Data items:
- - -
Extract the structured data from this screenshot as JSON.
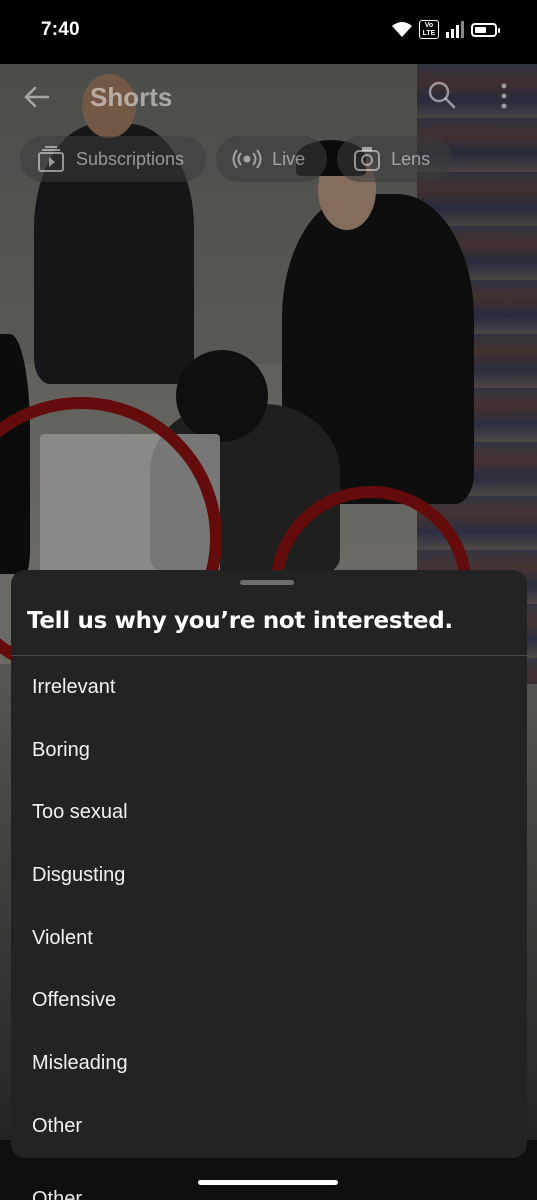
{
  "status_bar": {
    "time": "7:40",
    "volte_label": "Vo LTE",
    "icons": [
      "wifi-icon",
      "volte-icon",
      "signal-icon",
      "battery-icon"
    ]
  },
  "header": {
    "title": "Shorts",
    "icons": [
      "back-arrow-icon",
      "search-icon",
      "more-vertical-icon"
    ]
  },
  "chips": [
    {
      "label": "Subscriptions",
      "icon": "subscriptions-icon"
    },
    {
      "label": "Live",
      "icon": "live-icon"
    },
    {
      "label": "Lens",
      "icon": "lens-icon"
    }
  ],
  "sheet": {
    "title": "Tell us why you’re not interested.",
    "reasons": [
      "Irrelevant",
      "Boring",
      "Too sexual",
      "Disgusting",
      "Violent",
      "Offensive",
      "Misleading",
      "Other"
    ]
  },
  "peek_text": "Other",
  "colors": {
    "sheet_background": "#232323",
    "highlight_circle": "#8b1010",
    "text_primary": "#f1f1f1"
  }
}
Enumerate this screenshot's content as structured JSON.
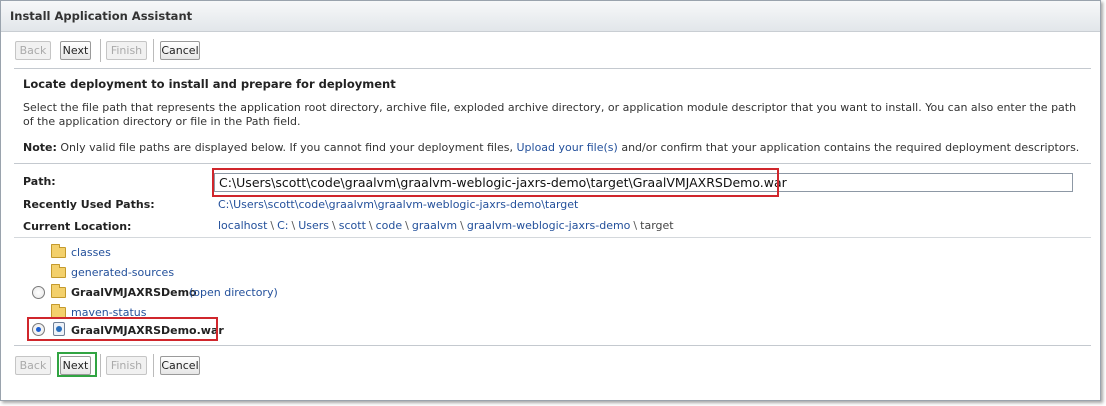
{
  "window": {
    "title": "Install Application Assistant"
  },
  "toolbar": {
    "back": "Back",
    "next": "Next",
    "finish": "Finish",
    "cancel": "Cancel"
  },
  "main": {
    "heading": "Locate deployment to install and prepare for deployment",
    "description": "Select the file path that represents the application root directory, archive file, exploded archive directory, or application module descriptor that you want to install. You can also enter the path of the application directory or file in the Path field.",
    "note_label": "Note:",
    "note_text_before": " Only valid file paths are displayed below. If you cannot find your deployment files, ",
    "note_link": "Upload your file(s)",
    "note_text_after": " and/or confirm that your application contains the required deployment descriptors."
  },
  "path": {
    "label": "Path:",
    "value": "C:\\Users\\scott\\code\\graalvm\\graalvm-weblogic-jaxrs-demo\\target\\GraalVMJAXRSDemo.war"
  },
  "recent": {
    "label": "Recently Used Paths:",
    "value": "C:\\Users\\scott\\code\\graalvm\\graalvm-weblogic-jaxrs-demo\\target"
  },
  "location": {
    "label": "Current Location:",
    "crumbs": [
      "localhost",
      "C:",
      "Users",
      "scott",
      "code",
      "graalvm",
      "graalvm-weblogic-jaxrs-demo"
    ],
    "current": "target",
    "separator": "\\"
  },
  "tree": {
    "classes": "classes",
    "generated_sources": "generated-sources",
    "exploded_name": "GraalVMJAXRSDemo",
    "open_directory": "(open directory)",
    "maven_status": "maven-status",
    "war_name": "GraalVMJAXRSDemo.war",
    "selected": "GraalVMJAXRSDemo.war"
  },
  "colors": {
    "link": "#23509b",
    "highlight_red": "#d0262c",
    "highlight_green": "#31a442"
  }
}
- - -
• _WRITTEN EXERCISE_:
Beginning with the line that contains "Enumerate this screenshot's" in the data above, please copy each line exactly until the last line, both ends included, skipping any pictures.

• _TASK ANSWER_:
Enumerate this screenshot's content as structured JSON.
{
  "window": {
    "title": "Install Application Assistant"
  },
  "toolbar": {
    "back": "Back",
    "next": "Next",
    "finish": "Finish",
    "cancel": "Cancel"
  },
  "main": {
    "heading": "Locate deployment to install and prepare for deployment",
    "description": "Select the file path that represents the application root directory, archive file, exploded archive directory, or application module descriptor that you want to install. You can also enter the path of the application directory or file in the Path field.",
    "note_label": "Note:",
    "note_text_before": " Only valid file paths are displayed below. If you cannot find your deployment files, ",
    "note_link": "Upload your file(s)",
    "note_text_after": " and/or confirm that your application contains the required deployment descriptors."
  },
  "path": {
    "label": "Path:",
    "value": "C:\\Users\\scott\\code\\graalvm\\graalvm-weblogic-jaxrs-demo\\target\\GraalVMJAXRSDemo.war"
  },
  "recent": {
    "label": "Recently Used Paths:",
    "value": "C:\\Users\\scott\\code\\graalvm\\graalvm-weblogic-jaxrs-demo\\target"
  },
  "location": {
    "label": "Current Location:",
    "crumbs": [
      "localhost",
      "C:",
      "Users",
      "scott",
      "code",
      "graalvm",
      "graalvm-weblogic-jaxrs-demo"
    ],
    "current": "target",
    "separator": "\\"
  },
  "tree": {
    "classes": "classes",
    "generated_sources": "generated-sources",
    "exploded_name": "GraalVMJAXRSDemo",
    "open_directory": "(open directory)",
    "maven_status": "maven-status",
    "war_name": "GraalVMJAXRSDemo.war",
    "selected": "GraalVMJAXRSDemo.war"
  },
  "colors": {
    "link": "#23509b",
    "highlight_red": "#d0262c",
    "highlight_green": "#31a442"
  }
}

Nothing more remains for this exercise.